* **To do**
Write out each line beneath this one exactly as it reads.

* **Source data**
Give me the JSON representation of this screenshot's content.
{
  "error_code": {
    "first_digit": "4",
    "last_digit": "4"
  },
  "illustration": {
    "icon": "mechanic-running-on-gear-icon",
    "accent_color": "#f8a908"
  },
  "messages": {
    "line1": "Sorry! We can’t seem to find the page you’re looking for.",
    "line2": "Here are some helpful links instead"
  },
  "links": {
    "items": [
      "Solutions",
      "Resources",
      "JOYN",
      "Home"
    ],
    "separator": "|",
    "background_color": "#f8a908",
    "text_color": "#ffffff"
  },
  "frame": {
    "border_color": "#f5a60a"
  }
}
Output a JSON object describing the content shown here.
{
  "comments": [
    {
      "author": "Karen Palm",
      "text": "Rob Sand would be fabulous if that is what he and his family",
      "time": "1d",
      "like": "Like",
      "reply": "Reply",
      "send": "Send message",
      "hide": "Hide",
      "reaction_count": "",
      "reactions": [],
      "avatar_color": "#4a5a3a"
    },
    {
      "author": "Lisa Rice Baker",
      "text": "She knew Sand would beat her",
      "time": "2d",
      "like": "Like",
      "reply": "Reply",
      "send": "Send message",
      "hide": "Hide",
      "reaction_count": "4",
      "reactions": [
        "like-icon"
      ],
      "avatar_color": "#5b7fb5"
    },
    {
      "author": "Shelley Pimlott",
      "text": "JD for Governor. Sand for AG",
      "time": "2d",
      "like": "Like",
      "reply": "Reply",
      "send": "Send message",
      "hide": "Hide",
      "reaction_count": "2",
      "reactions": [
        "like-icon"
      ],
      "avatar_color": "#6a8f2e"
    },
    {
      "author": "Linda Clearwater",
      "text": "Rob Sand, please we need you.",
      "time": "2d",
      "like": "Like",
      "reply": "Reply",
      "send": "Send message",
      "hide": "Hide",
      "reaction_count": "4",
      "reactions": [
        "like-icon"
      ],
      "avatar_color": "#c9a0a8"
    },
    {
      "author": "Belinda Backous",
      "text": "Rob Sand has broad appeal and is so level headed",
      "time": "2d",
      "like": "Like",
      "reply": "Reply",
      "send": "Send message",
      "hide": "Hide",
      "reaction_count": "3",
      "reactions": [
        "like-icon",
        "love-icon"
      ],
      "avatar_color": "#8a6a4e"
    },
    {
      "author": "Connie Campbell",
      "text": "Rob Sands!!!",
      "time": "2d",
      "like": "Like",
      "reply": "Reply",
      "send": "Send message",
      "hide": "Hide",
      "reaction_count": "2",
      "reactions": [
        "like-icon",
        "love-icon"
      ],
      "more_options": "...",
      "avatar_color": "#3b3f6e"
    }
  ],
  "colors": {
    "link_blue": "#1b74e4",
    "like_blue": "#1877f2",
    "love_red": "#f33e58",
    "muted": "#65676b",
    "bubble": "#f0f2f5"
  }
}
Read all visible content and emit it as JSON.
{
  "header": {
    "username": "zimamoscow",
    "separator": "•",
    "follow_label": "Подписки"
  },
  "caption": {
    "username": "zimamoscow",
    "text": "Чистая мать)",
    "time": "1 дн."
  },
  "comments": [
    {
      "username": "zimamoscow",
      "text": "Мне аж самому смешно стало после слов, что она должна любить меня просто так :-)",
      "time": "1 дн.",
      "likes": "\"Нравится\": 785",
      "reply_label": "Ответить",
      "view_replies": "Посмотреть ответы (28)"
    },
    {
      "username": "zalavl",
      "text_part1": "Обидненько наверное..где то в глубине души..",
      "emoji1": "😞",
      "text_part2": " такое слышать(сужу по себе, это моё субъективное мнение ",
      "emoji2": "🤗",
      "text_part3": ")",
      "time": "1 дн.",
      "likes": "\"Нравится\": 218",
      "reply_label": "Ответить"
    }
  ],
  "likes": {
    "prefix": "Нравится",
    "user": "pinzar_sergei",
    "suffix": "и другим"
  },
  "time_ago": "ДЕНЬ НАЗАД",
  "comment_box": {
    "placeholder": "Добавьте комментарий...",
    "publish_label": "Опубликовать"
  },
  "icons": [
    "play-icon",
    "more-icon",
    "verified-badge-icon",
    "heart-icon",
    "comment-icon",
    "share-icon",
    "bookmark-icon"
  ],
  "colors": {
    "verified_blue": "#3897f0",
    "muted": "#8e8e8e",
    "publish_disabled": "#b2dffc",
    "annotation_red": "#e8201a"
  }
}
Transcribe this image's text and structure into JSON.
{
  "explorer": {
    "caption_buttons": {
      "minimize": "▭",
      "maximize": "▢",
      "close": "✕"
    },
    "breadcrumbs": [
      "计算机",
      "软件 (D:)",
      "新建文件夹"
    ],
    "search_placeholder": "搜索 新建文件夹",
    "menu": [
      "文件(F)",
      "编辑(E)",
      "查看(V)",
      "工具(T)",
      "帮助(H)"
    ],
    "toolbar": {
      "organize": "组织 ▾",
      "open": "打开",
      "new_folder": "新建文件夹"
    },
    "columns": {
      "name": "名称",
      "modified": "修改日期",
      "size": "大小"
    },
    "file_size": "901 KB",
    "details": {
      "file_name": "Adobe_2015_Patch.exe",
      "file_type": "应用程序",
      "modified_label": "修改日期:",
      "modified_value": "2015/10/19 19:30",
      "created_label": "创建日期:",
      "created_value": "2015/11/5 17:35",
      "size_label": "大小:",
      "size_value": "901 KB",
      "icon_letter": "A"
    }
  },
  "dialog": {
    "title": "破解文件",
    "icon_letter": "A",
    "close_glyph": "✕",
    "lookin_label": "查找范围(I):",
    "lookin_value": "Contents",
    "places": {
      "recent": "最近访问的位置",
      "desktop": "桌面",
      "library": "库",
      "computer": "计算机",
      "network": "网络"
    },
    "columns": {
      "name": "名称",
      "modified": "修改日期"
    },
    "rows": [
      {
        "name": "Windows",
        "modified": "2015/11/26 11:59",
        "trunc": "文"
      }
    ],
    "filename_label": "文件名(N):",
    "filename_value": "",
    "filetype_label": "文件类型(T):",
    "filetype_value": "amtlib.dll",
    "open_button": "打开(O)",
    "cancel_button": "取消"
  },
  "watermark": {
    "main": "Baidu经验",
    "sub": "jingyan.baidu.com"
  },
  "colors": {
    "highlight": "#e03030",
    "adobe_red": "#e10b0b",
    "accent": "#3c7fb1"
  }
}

* **Correct answer**
Give me the JSON representation of this screenshot's content.
{
  "error_code": {
    "first_digit": "4",
    "last_digit": "4"
  },
  "illustration": {
    "icon": "mechanic-running-on-gear-icon",
    "accent_color": "#f8a908"
  },
  "messages": {
    "line1": "Sorry! We can’t seem to find the page you’re looking for.",
    "line2": "Here are some helpful links instead"
  },
  "links": {
    "items": [
      "Solutions",
      "Resources",
      "JOYN",
      "Home"
    ],
    "separator": "|",
    "background_color": "#f8a908",
    "text_color": "#ffffff"
  },
  "frame": {
    "border_color": "#f5a60a"
  }
}
Output a JSON object describing the content shown here.
{
  "comments": [
    {
      "author": "Karen Palm",
      "text": "Rob Sand would be fabulous if that is what he and his family",
      "time": "1d",
      "like": "Like",
      "reply": "Reply",
      "send": "Send message",
      "hide": "Hide",
      "reaction_count": "",
      "reactions": [],
      "avatar_color": "#4a5a3a"
    },
    {
      "author": "Lisa Rice Baker",
      "text": "She knew Sand would beat her",
      "time": "2d",
      "like": "Like",
      "reply": "Reply",
      "send": "Send message",
      "hide": "Hide",
      "reaction_count": "4",
      "reactions": [
        "like-icon"
      ],
      "avatar_color": "#5b7fb5"
    },
    {
      "author": "Shelley Pimlott",
      "text": "JD for Governor. Sand for AG",
      "time": "2d",
      "like": "Like",
      "reply": "Reply",
      "send": "Send message",
      "hide": "Hide",
      "reaction_count": "2",
      "reactions": [
        "like-icon"
      ],
      "avatar_color": "#6a8f2e"
    },
    {
      "author": "Linda Clearwater",
      "text": "Rob Sand, please we need you.",
      "time": "2d",
      "like": "Like",
      "reply": "Reply",
      "send": "Send message",
      "hide": "Hide",
      "reaction_count": "4",
      "reactions": [
        "like-icon"
      ],
      "avatar_color": "#c9a0a8"
    },
    {
      "author": "Belinda Backous",
      "text": "Rob Sand has broad appeal and is so level headed",
      "time": "2d",
      "like": "Like",
      "reply": "Reply",
      "send": "Send message",
      "hide": "Hide",
      "reaction_count": "3",
      "reactions": [
        "like-icon",
        "love-icon"
      ],
      "avatar_color": "#8a6a4e"
    },
    {
      "author": "Connie Campbell",
      "text": "Rob Sands!!!",
      "time": "2d",
      "like": "Like",
      "reply": "Reply",
      "send": "Send message",
      "hide": "Hide",
      "reaction_count": "2",
      "reactions": [
        "like-icon",
        "love-icon"
      ],
      "more_options": "...",
      "avatar_color": "#3b3f6e"
    }
  ],
  "colors": {
    "link_blue": "#1b74e4",
    "like_blue": "#1877f2",
    "love_red": "#f33e58",
    "muted": "#65676b",
    "bubble": "#f0f2f5"
  }
}
Read all visible content and emit it as JSON.
{
  "header": {
    "username": "zimamoscow",
    "separator": "•",
    "follow_label": "Подписки"
  },
  "caption": {
    "username": "zimamoscow",
    "text": "Чистая мать)",
    "time": "1 дн."
  },
  "comments": [
    {
      "username": "zimamoscow",
      "text": "Мне аж самому смешно стало после слов, что она должна любить меня просто так :-)",
      "time": "1 дн.",
      "likes": "\"Нравится\": 785",
      "reply_label": "Ответить",
      "view_replies": "Посмотреть ответы (28)"
    },
    {
      "username": "zalavl",
      "text_part1": "Обидненько наверное..где то в глубине души..",
      "emoji1": "😞",
      "text_part2": " такое слышать(сужу по себе, это моё субъективное мнение ",
      "emoji2": "🤗",
      "text_part3": ")",
      "time": "1 дн.",
      "likes": "\"Нравится\": 218",
      "reply_label": "Ответить"
    }
  ],
  "likes": {
    "prefix": "Нравится",
    "user": "pinzar_sergei",
    "suffix": "и другим"
  },
  "time_ago": "ДЕНЬ НАЗАД",
  "comment_box": {
    "placeholder": "Добавьте комментарий...",
    "publish_label": "Опубликовать"
  },
  "icons": [
    "play-icon",
    "more-icon",
    "verified-badge-icon",
    "heart-icon",
    "comment-icon",
    "share-icon",
    "bookmark-icon"
  ],
  "colors": {
    "verified_blue": "#3897f0",
    "muted": "#8e8e8e",
    "publish_disabled": "#b2dffc",
    "annotation_red": "#e8201a"
  }
}
Transcribe this image's text and structure into JSON.
{
  "explorer": {
    "caption_buttons": {
      "minimize": "▭",
      "maximize": "▢",
      "close": "✕"
    },
    "breadcrumbs": [
      "计算机",
      "软件 (D:)",
      "新建文件夹"
    ],
    "search_placeholder": "搜索 新建文件夹",
    "menu": [
      "文件(F)",
      "编辑(E)",
      "查看(V)",
      "工具(T)",
      "帮助(H)"
    ],
    "toolbar": {
      "organize": "组织 ▾",
      "open": "打开",
      "new_folder": "新建文件夹"
    },
    "columns": {
      "name": "名称",
      "modified": "修改日期",
      "size": "大小"
    },
    "file_size": "901 KB",
    "details": {
      "file_name": "Adobe_2015_Patch.exe",
      "file_type": "应用程序",
      "modified_label": "修改日期:",
      "modified_value": "2015/10/19 19:30",
      "created_label": "创建日期:",
      "created_value": "2015/11/5 17:35",
      "size_label": "大小:",
      "size_value": "901 KB",
      "icon_letter": "A"
    }
  },
  "dialog": {
    "title": "破解文件",
    "icon_letter": "A",
    "close_glyph": "✕",
    "lookin_label": "查找范围(I):",
    "lookin_value": "Contents",
    "places": {
      "recent": "最近访问的位置",
      "desktop": "桌面",
      "library": "库",
      "computer": "计算机",
      "network": "网络"
    },
    "columns": {
      "name": "名称",
      "modified": "修改日期"
    },
    "rows": [
      {
        "name": "Windows",
        "modified": "2015/11/26 11:59",
        "trunc": "文"
      }
    ],
    "filename_label": "文件名(N):",
    "filename_value": "",
    "filetype_label": "文件类型(T):",
    "filetype_value": "amtlib.dll",
    "open_button": "打开(O)",
    "cancel_button": "取消"
  },
  "watermark": {
    "main": "Baidu经验",
    "sub": "jingyan.baidu.com"
  },
  "colors": {
    "highlight": "#e03030",
    "adobe_red": "#e10b0b",
    "accent": "#3c7fb1"
  }
}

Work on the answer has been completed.